Copy the listing below in full and skip every picture.

** begin Listing **

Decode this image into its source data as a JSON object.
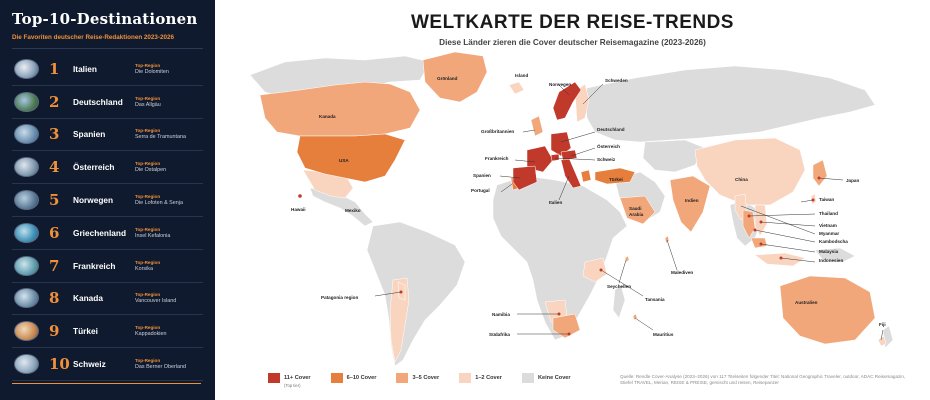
{
  "sidebar": {
    "title": "Top-10-Destinationen",
    "subtitle": "Die Favoriten deutscher Reise-Redaktionen 2023-2026",
    "destinations": [
      {
        "rank": "1",
        "country": "Italien",
        "region_tag": "Top-Region",
        "region": "Die Dolomiten"
      },
      {
        "rank": "2",
        "country": "Deutschland",
        "region_tag": "Top-Region",
        "region": "Das Allgäu"
      },
      {
        "rank": "3",
        "country": "Spanien",
        "region_tag": "Top-Region",
        "region": "Serra de Tramuntana"
      },
      {
        "rank": "4",
        "country": "Österreich",
        "region_tag": "Top-Region",
        "region": "Die Ostalpen"
      },
      {
        "rank": "5",
        "country": "Norwegen",
        "region_tag": "Top-Region",
        "region": "Die Lofoten & Senja"
      },
      {
        "rank": "6",
        "country": "Griechenland",
        "region_tag": "Top-Region",
        "region": "Insel Kefalonia"
      },
      {
        "rank": "7",
        "country": "Frankreich",
        "region_tag": "Top-Region",
        "region": "Korsika"
      },
      {
        "rank": "8",
        "country": "Kanada",
        "region_tag": "Top-Region",
        "region": "Vancouver Island"
      },
      {
        "rank": "9",
        "country": "Türkei",
        "region_tag": "Top-Region",
        "region": "Kappadokien"
      },
      {
        "rank": "10",
        "country": "Schweiz",
        "region_tag": "Top-Region",
        "region": "Das Berner Oberland"
      }
    ]
  },
  "main": {
    "title": "WELTKARTE DER REISE-TRENDS",
    "subtitle": "Diese Länder zieren die Cover deutscher Reisemagazine (2023-2026)"
  },
  "map_labels": {
    "groenland": "Grönland",
    "island": "Island",
    "norwegen": "Norwegen",
    "schweden": "Schweden",
    "kanada": "Kanada",
    "usa": "USA",
    "hawaii": "Hawaii",
    "mexiko": "Mexiko",
    "grossbritannien": "Großbritannien",
    "deutschland": "Deutschland",
    "oesterreich": "Österreich",
    "frankreich": "Frankreich",
    "schweiz": "Schweiz",
    "spanien": "Spanien",
    "portugal": "Portugal",
    "italien": "Italien",
    "tuerkei": "Türkei",
    "china": "China",
    "japan": "Japan",
    "saudi": "Saudi\nArabia",
    "saudi_1": "Saudi",
    "saudi_2": "Arabia",
    "indien": "Indien",
    "taiwan": "Taiwan",
    "thailand": "Thailand",
    "vietnam": "Vietnam",
    "myanmar": "Myanmar",
    "kambodscha": "Kambodscha",
    "malaysia": "Malaysia",
    "indonesien": "Indonesien",
    "malediven": "Malediven",
    "seychellen": "Seychellen",
    "tansania": "Tansania",
    "namibia": "Namibia",
    "suedafrika": "Südafrika",
    "mauritius": "Mauritius",
    "australien": "Australien",
    "fiji": "Fiji",
    "patagonia": "Patagonia region"
  },
  "legend": [
    {
      "label": "11+ Cover",
      "sub": "(Top tier)",
      "color": "#c0392b"
    },
    {
      "label": "6–10 Cover",
      "sub": "",
      "color": "#e67e3c"
    },
    {
      "label": "3–5 Cover",
      "sub": "",
      "color": "#f2a77a"
    },
    {
      "label": "1–2 Cover",
      "sub": "",
      "color": "#f9d5c0"
    },
    {
      "label": "Keine Cover",
      "sub": "",
      "color": "#dcdcdc"
    }
  ],
  "source_note": "Quelle: Rendle Cover-Analyse (2023–2026) von 117 Titelseiten folgender Titel: National Geographic Traveler, outdoor, ADAC Reisemagazin, Stiefel TRAVEL, Merian, REISE & PREISE, gemischt und reisen, Reisepanzer",
  "colors": {
    "tier1": "#c0392b",
    "tier2": "#e67e3c",
    "tier3": "#f2a77a",
    "tier4": "#f9d5c0",
    "none": "#dcdcdc",
    "sidebar_bg": "#0f1a2e",
    "accent": "#f0903a"
  }
}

** end Listing **

Answer for the task:
Decode this image into its source data as a JSON object.
{
  "sidebar": {
    "title": "Top-10-Destinationen",
    "subtitle": "Die Favoriten deutscher Reise-Redaktionen 2023-2026",
    "destinations": [
      {
        "rank": "1",
        "country": "Italien",
        "region_tag": "Top-Region",
        "region": "Die Dolomiten"
      },
      {
        "rank": "2",
        "country": "Deutschland",
        "region_tag": "Top-Region",
        "region": "Das Allgäu"
      },
      {
        "rank": "3",
        "country": "Spanien",
        "region_tag": "Top-Region",
        "region": "Serra de Tramuntana"
      },
      {
        "rank": "4",
        "country": "Österreich",
        "region_tag": "Top-Region",
        "region": "Die Ostalpen"
      },
      {
        "rank": "5",
        "country": "Norwegen",
        "region_tag": "Top-Region",
        "region": "Die Lofoten & Senja"
      },
      {
        "rank": "6",
        "country": "Griechenland",
        "region_tag": "Top-Region",
        "region": "Insel Kefalonia"
      },
      {
        "rank": "7",
        "country": "Frankreich",
        "region_tag": "Top-Region",
        "region": "Korsika"
      },
      {
        "rank": "8",
        "country": "Kanada",
        "region_tag": "Top-Region",
        "region": "Vancouver Island"
      },
      {
        "rank": "9",
        "country": "Türkei",
        "region_tag": "Top-Region",
        "region": "Kappadokien"
      },
      {
        "rank": "10",
        "country": "Schweiz",
        "region_tag": "Top-Region",
        "region": "Das Berner Oberland"
      }
    ]
  },
  "main": {
    "title": "WELTKARTE DER REISE-TRENDS",
    "subtitle": "Diese Länder zieren die Cover deutscher Reisemagazine (2023-2026)"
  },
  "map_labels": {
    "groenland": "Grönland",
    "island": "Island",
    "norwegen": "Norwegen",
    "schweden": "Schweden",
    "kanada": "Kanada",
    "usa": "USA",
    "hawaii": "Hawaii",
    "mexiko": "Mexiko",
    "grossbritannien": "Großbritannien",
    "deutschland": "Deutschland",
    "oesterreich": "Österreich",
    "frankreich": "Frankreich",
    "schweiz": "Schweiz",
    "spanien": "Spanien",
    "portugal": "Portugal",
    "italien": "Italien",
    "tuerkei": "Türkei",
    "china": "China",
    "japan": "Japan",
    "saudi": "Saudi\nArabia",
    "saudi_1": "Saudi",
    "saudi_2": "Arabia",
    "indien": "Indien",
    "taiwan": "Taiwan",
    "thailand": "Thailand",
    "vietnam": "Vietnam",
    "myanmar": "Myanmar",
    "kambodscha": "Kambodscha",
    "malaysia": "Malaysia",
    "indonesien": "Indonesien",
    "malediven": "Malediven",
    "seychellen": "Seychellen",
    "tansania": "Tansania",
    "namibia": "Namibia",
    "suedafrika": "Südafrika",
    "mauritius": "Mauritius",
    "australien": "Australien",
    "fiji": "Fiji",
    "patagonia": "Patagonia region"
  },
  "legend": [
    {
      "label": "11+ Cover",
      "sub": "(Top tier)",
      "color": "#c0392b"
    },
    {
      "label": "6–10 Cover",
      "sub": "",
      "color": "#e67e3c"
    },
    {
      "label": "3–5 Cover",
      "sub": "",
      "color": "#f2a77a"
    },
    {
      "label": "1–2 Cover",
      "sub": "",
      "color": "#f9d5c0"
    },
    {
      "label": "Keine Cover",
      "sub": "",
      "color": "#dcdcdc"
    }
  ],
  "source_note": "Quelle: Rendle Cover-Analyse (2023–2026) von 117 Titelseiten folgender Titel: National Geographic Traveler, outdoor, ADAC Reisemagazin, Stiefel TRAVEL, Merian, REISE & PREISE, gemischt und reisen, Reisepanzer",
  "colors": {
    "tier1": "#c0392b",
    "tier2": "#e67e3c",
    "tier3": "#f2a77a",
    "tier4": "#f9d5c0",
    "none": "#dcdcdc",
    "sidebar_bg": "#0f1a2e",
    "accent": "#f0903a"
  }
}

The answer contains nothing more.